> _Task to complete_: Repeat exactly each line of the data provided below.
::::
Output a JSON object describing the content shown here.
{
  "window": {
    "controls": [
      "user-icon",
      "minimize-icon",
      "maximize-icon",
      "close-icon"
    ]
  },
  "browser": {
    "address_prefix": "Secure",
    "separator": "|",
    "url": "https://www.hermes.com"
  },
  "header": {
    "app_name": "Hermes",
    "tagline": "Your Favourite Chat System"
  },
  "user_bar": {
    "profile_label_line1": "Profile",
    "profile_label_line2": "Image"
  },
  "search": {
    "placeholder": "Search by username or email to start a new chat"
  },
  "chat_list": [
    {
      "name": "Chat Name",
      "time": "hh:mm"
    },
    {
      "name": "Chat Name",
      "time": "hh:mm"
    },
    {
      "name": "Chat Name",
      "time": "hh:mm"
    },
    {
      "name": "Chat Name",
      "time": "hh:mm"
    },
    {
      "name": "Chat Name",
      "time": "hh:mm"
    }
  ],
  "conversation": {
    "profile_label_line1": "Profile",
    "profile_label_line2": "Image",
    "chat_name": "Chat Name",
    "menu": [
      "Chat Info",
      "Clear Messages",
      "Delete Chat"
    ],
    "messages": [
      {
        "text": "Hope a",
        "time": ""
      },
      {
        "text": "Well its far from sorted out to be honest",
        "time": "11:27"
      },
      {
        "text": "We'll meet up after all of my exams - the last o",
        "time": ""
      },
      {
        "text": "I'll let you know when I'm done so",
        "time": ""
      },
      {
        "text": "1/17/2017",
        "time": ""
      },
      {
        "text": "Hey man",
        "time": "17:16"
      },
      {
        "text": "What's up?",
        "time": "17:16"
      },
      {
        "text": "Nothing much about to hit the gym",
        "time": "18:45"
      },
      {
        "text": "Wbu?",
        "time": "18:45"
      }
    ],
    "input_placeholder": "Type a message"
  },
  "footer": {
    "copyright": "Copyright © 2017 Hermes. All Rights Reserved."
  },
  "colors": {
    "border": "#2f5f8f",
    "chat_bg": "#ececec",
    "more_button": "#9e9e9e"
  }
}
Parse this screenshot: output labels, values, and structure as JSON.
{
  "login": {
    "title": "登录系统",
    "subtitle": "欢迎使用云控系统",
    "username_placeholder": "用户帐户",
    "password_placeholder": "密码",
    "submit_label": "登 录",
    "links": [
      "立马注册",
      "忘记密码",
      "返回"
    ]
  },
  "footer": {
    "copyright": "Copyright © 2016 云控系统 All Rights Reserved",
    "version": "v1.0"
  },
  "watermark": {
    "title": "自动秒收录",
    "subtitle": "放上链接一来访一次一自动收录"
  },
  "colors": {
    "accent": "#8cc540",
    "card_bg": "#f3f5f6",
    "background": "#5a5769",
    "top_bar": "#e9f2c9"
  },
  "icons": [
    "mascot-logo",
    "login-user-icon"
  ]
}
::::
> _Exercise answer_:
Output a JSON object describing the content shown here.
{
  "window": {
    "controls": [
      "user-icon",
      "minimize-icon",
      "maximize-icon",
      "close-icon"
    ]
  },
  "browser": {
    "address_prefix": "Secure",
    "separator": "|",
    "url": "https://www.hermes.com"
  },
  "header": {
    "app_name": "Hermes",
    "tagline": "Your Favourite Chat System"
  },
  "user_bar": {
    "profile_label_line1": "Profile",
    "profile_label_line2": "Image"
  },
  "search": {
    "placeholder": "Search by username or email to start a new chat"
  },
  "chat_list": [
    {
      "name": "Chat Name",
      "time": "hh:mm"
    },
    {
      "name": "Chat Name",
      "time": "hh:mm"
    },
    {
      "name": "Chat Name",
      "time": "hh:mm"
    },
    {
      "name": "Chat Name",
      "time": "hh:mm"
    },
    {
      "name": "Chat Name",
      "time": "hh:mm"
    }
  ],
  "conversation": {
    "profile_label_line1": "Profile",
    "profile_label_line2": "Image",
    "chat_name": "Chat Name",
    "menu": [
      "Chat Info",
      "Clear Messages",
      "Delete Chat"
    ],
    "messages": [
      {
        "text": "Hope a",
        "time": ""
      },
      {
        "text": "Well its far from sorted out to be honest",
        "time": "11:27"
      },
      {
        "text": "We'll meet up after all of my exams - the last o",
        "time": ""
      },
      {
        "text": "I'll let you know when I'm done so",
        "time": ""
      },
      {
        "text": "1/17/2017",
        "time": ""
      },
      {
        "text": "Hey man",
        "time": "17:16"
      },
      {
        "text": "What's up?",
        "time": "17:16"
      },
      {
        "text": "Nothing much about to hit the gym",
        "time": "18:45"
      },
      {
        "text": "Wbu?",
        "time": "18:45"
      }
    ],
    "input_placeholder": "Type a message"
  },
  "footer": {
    "copyright": "Copyright © 2017 Hermes. All Rights Reserved."
  },
  "colors": {
    "border": "#2f5f8f",
    "chat_bg": "#ececec",
    "more_button": "#9e9e9e"
  }
}
Parse this screenshot: output labels, values, and structure as JSON.
{
  "login": {
    "title": "登录系统",
    "subtitle": "欢迎使用云控系统",
    "username_placeholder": "用户帐户",
    "password_placeholder": "密码",
    "submit_label": "登 录",
    "links": [
      "立马注册",
      "忘记密码",
      "返回"
    ]
  },
  "footer": {
    "copyright": "Copyright © 2016 云控系统 All Rights Reserved",
    "version": "v1.0"
  },
  "watermark": {
    "title": "自动秒收录",
    "subtitle": "放上链接一来访一次一自动收录"
  },
  "colors": {
    "accent": "#8cc540",
    "card_bg": "#f3f5f6",
    "background": "#5a5769",
    "top_bar": "#e9f2c9"
  },
  "icons": [
    "mascot-logo",
    "login-user-icon"
  ]
}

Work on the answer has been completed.